Written task:
Exclude the pictures, then copy all remaining records exactly.

*** Given records ***

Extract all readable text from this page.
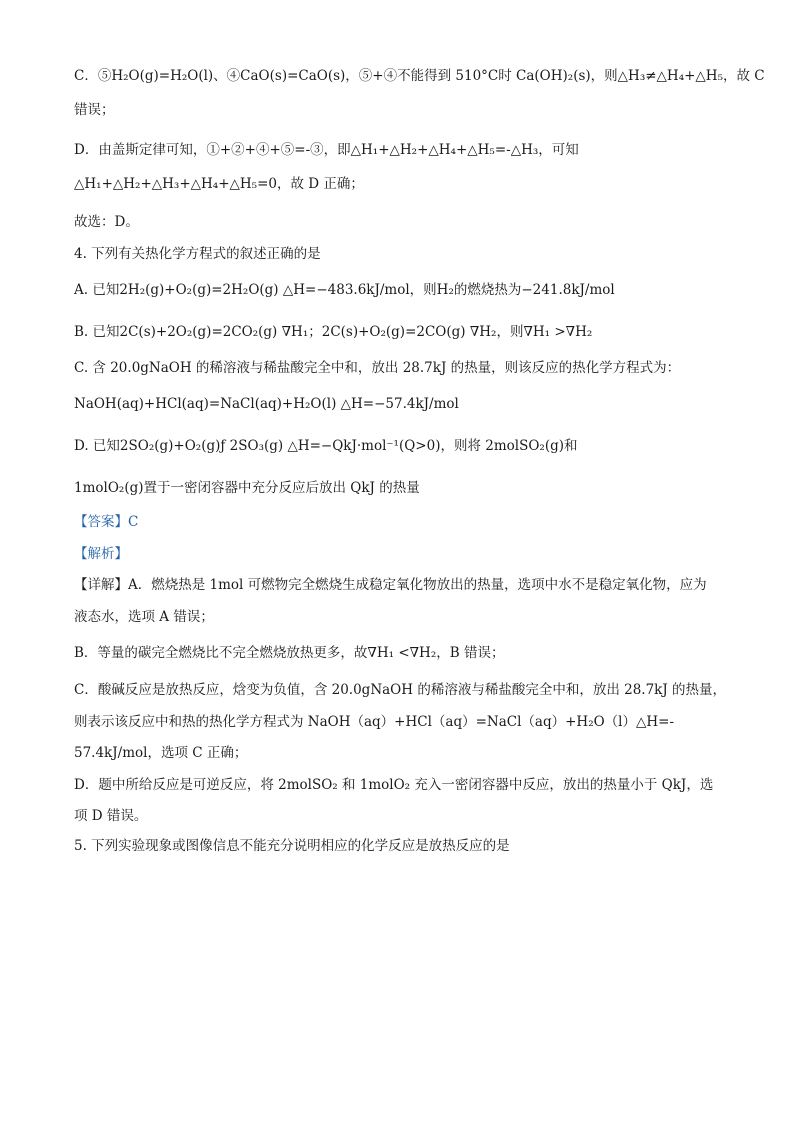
C．⑤H₂O(g)=H₂O(l)、④CaO(s)=CaO(s)，⑤+④不能得到 510°C时 Ca(OH)₂(s)，则△H₃≠△H₄+△H₅，故 C
错误；
D．由盖斯定律可知，①+②+④+⑤=-③，即△H₁+△H₂+△H₄+△H₅=-△H₃，可知
△H₁+△H₂+△H₃+△H₄+△H₅=0，故 D 正确；
故选：D。
4. 下列有关热化学方程式的叙述正确的是
A. 已知2H₂(g)+O₂(g)=2H₂O(g) △H=−483.6kJ/mol，则H₂的燃烧热为−241.8kJ/mol
B. 已知2C(s)+2O₂(g)=2CO₂(g) ∇H₁；2C(s)+O₂(g)=2CO(g) ∇H₂，则∇H₁ >∇H₂
C. 含 20.0gNaOH 的稀溶液与稀盐酸完全中和，放出 28.7kJ 的热量，则该反应的热化学方程式为：
NaOH(aq)+HCl(aq)=NaCl(aq)+H₂O(l) △H=−57.4kJ/mol
D. 已知2SO₂(g)+O₂(g)ƒ 2SO₃(g) △H=−QkJ·mol⁻¹(Q>0)，则将 2molSO₂(g)和
1molO₂(g)置于一密闭容器中充分反应后放出 QkJ 的热量
【答案】C
【解析】
【详解】A．燃烧热是 1mol 可燃物完全燃烧生成稳定氧化物放出的热量，选项中水不是稳定氧化物，应为
液态水，选项 A 错误；
B．等量的碳完全燃烧比不完全燃烧放热更多，故∇H₁ <∇H₂，B 错误；
C．酸碱反应是放热反应，焓变为负值，含 20.0gNaOH 的稀溶液与稀盐酸完全中和，放出 28.7kJ 的热量，
则表示该反应中和热的热化学方程式为 NaOH（aq）+HCl（aq）=NaCl（aq）+H₂O（l）△H=-
57.4kJ/mol，选项 C 正确；
D．题中所给反应是可逆反应，将 2molSO₂ 和 1molO₂ 充入一密闭容器中反应，放出的热量小于 QkJ，选
项 D 错误。
5. 下列实验现象或图像信息不能充分说明相应的化学反应是放热反应的是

***

Answer to this exercise:
Extract all readable text from this page.
C．⑤H₂O(g)=H₂O(l)、④CaO(s)=CaO(s)，⑤+④不能得到 510°C时 Ca(OH)₂(s)，则△H₃≠△H₄+△H₅，故 C
错误；
D．由盖斯定律可知，①+②+④+⑤=-③，即△H₁+△H₂+△H₄+△H₅=-△H₃，可知
△H₁+△H₂+△H₃+△H₄+△H₅=0，故 D 正确；
故选：D。
4. 下列有关热化学方程式的叙述正确的是
A. 已知2H₂(g)+O₂(g)=2H₂O(g) △H=−483.6kJ/mol，则H₂的燃烧热为−241.8kJ/mol
B. 已知2C(s)+2O₂(g)=2CO₂(g) ∇H₁；2C(s)+O₂(g)=2CO(g) ∇H₂，则∇H₁ >∇H₂
C. 含 20.0gNaOH 的稀溶液与稀盐酸完全中和，放出 28.7kJ 的热量，则该反应的热化学方程式为：
NaOH(aq)+HCl(aq)=NaCl(aq)+H₂O(l) △H=−57.4kJ/mol
D. 已知2SO₂(g)+O₂(g)ƒ 2SO₃(g) △H=−QkJ·mol⁻¹(Q>0)，则将 2molSO₂(g)和
1molO₂(g)置于一密闭容器中充分反应后放出 QkJ 的热量
【答案】C
【解析】
【详解】A．燃烧热是 1mol 可燃物完全燃烧生成稳定氧化物放出的热量，选项中水不是稳定氧化物，应为
液态水，选项 A 错误；
B．等量的碳完全燃烧比不完全燃烧放热更多，故∇H₁ <∇H₂，B 错误；
C．酸碱反应是放热反应，焓变为负值，含 20.0gNaOH 的稀溶液与稀盐酸完全中和，放出 28.7kJ 的热量，
则表示该反应中和热的热化学方程式为 NaOH（aq）+HCl（aq）=NaCl（aq）+H₂O（l）△H=-
57.4kJ/mol，选项 C 正确；
D．题中所给反应是可逆反应，将 2molSO₂ 和 1molO₂ 充入一密闭容器中反应，放出的热量小于 QkJ，选
项 D 错误。
5. 下列实验现象或图像信息不能充分说明相应的化学反应是放热反应的是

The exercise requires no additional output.